◆ **AIM OF THE TASK**
In the entries that follow, how many lines hold the string "just"? Give only that number.

--------

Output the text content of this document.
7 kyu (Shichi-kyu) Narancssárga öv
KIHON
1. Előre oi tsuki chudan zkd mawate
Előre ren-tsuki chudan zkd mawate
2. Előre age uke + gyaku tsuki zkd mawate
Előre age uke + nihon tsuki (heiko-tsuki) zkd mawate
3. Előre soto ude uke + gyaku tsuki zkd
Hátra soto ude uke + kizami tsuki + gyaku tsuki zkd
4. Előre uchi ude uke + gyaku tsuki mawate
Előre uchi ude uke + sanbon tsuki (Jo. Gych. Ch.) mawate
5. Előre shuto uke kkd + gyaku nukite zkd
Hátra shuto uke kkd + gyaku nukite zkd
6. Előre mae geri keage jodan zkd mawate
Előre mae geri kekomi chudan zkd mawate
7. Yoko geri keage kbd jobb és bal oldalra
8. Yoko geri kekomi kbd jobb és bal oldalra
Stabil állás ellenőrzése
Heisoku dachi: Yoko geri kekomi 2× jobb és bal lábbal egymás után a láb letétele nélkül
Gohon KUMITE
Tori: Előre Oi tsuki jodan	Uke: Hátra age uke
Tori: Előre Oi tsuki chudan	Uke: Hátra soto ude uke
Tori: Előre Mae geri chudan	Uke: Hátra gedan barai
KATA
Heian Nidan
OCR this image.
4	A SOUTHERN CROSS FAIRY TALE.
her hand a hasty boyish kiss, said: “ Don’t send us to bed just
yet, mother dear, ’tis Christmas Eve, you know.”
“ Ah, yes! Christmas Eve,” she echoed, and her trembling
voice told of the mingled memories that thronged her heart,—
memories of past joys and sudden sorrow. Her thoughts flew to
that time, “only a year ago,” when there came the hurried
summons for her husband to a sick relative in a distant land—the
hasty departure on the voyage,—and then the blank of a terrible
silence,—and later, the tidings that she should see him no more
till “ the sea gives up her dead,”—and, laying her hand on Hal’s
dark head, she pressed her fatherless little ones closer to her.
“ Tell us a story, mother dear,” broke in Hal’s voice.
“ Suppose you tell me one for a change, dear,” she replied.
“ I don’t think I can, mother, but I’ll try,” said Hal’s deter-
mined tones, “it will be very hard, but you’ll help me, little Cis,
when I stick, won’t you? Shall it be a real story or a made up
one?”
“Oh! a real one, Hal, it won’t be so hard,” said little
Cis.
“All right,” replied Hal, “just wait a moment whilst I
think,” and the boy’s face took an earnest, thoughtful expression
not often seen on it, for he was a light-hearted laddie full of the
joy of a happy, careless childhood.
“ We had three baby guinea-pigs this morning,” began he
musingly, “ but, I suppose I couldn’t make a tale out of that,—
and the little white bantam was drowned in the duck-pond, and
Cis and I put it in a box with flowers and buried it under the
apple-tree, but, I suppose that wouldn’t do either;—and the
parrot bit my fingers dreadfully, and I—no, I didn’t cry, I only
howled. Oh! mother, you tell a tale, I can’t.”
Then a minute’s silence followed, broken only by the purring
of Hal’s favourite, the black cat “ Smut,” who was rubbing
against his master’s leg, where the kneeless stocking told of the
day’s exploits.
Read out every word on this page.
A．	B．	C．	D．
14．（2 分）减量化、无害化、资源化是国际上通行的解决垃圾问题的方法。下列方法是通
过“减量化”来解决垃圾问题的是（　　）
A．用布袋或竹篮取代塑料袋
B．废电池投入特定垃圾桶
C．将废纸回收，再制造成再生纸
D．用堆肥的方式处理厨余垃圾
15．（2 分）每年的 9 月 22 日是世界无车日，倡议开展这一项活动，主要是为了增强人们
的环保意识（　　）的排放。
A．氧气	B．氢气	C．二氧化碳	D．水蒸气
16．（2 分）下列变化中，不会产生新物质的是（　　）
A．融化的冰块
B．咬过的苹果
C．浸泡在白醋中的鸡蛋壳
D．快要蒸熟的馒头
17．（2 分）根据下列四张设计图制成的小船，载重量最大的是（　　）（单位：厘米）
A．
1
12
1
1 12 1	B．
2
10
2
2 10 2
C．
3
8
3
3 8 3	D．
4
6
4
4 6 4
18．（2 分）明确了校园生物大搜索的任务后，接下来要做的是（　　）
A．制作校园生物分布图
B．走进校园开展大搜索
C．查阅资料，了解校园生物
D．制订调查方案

--------

◆ **ANSWER TO THIS EXERCISE**
2